REQUIRED WORK:
Go through the entries below and write each one out exactly.

+++ GIVEN DATA

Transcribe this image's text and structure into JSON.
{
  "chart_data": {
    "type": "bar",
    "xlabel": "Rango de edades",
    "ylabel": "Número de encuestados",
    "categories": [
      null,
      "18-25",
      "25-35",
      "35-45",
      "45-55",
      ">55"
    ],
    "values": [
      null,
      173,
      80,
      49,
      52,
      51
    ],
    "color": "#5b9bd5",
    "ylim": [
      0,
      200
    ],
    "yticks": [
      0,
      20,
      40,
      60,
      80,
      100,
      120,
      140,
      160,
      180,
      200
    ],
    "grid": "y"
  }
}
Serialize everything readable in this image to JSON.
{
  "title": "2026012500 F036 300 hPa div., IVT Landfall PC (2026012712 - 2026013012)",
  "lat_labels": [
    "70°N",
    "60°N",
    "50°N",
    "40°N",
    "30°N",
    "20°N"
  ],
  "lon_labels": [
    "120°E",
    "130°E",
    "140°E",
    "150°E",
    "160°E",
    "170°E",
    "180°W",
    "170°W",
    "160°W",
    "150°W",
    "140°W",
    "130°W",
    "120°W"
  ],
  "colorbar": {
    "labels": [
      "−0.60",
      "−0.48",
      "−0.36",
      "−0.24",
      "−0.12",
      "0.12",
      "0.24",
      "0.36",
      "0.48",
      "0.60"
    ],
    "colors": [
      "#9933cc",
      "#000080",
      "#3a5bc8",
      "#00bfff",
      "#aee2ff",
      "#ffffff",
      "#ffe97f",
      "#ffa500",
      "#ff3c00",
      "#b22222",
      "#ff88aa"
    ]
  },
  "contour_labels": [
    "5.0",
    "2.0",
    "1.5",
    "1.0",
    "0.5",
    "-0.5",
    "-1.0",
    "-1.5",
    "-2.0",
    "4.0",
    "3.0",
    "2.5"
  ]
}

++++++

SOLUTION FOR THIS TASK:
Transcribe this image's text and structure into JSON.
{
  "chart_data": {
    "type": "bar",
    "xlabel": "Rango de edades",
    "ylabel": "Número de encuestados",
    "categories": [
      null,
      "18-25",
      "25-35",
      "35-45",
      "45-55",
      ">55"
    ],
    "values": [
      null,
      173,
      80,
      49,
      52,
      51
    ],
    "color": "#5b9bd5",
    "ylim": [
      0,
      200
    ],
    "yticks": [
      0,
      20,
      40,
      60,
      80,
      100,
      120,
      140,
      160,
      180,
      200
    ],
    "grid": "y"
  }
}
Serialize everything readable in this image to JSON.
{
  "title": "2026012500 F036 300 hPa div., IVT Landfall PC (2026012712 - 2026013012)",
  "lat_labels": [
    "70°N",
    "60°N",
    "50°N",
    "40°N",
    "30°N",
    "20°N"
  ],
  "lon_labels": [
    "120°E",
    "130°E",
    "140°E",
    "150°E",
    "160°E",
    "170°E",
    "180°W",
    "170°W",
    "160°W",
    "150°W",
    "140°W",
    "130°W",
    "120°W"
  ],
  "colorbar": {
    "labels": [
      "−0.60",
      "−0.48",
      "−0.36",
      "−0.24",
      "−0.12",
      "0.12",
      "0.24",
      "0.36",
      "0.48",
      "0.60"
    ],
    "colors": [
      "#9933cc",
      "#000080",
      "#3a5bc8",
      "#00bfff",
      "#aee2ff",
      "#ffffff",
      "#ffe97f",
      "#ffa500",
      "#ff3c00",
      "#b22222",
      "#ff88aa"
    ]
  },
  "contour_labels": [
    "5.0",
    "2.0",
    "1.5",
    "1.0",
    "0.5",
    "-0.5",
    "-1.0",
    "-1.5",
    "-2.0",
    "4.0",
    "3.0",
    "2.5"
  ]
}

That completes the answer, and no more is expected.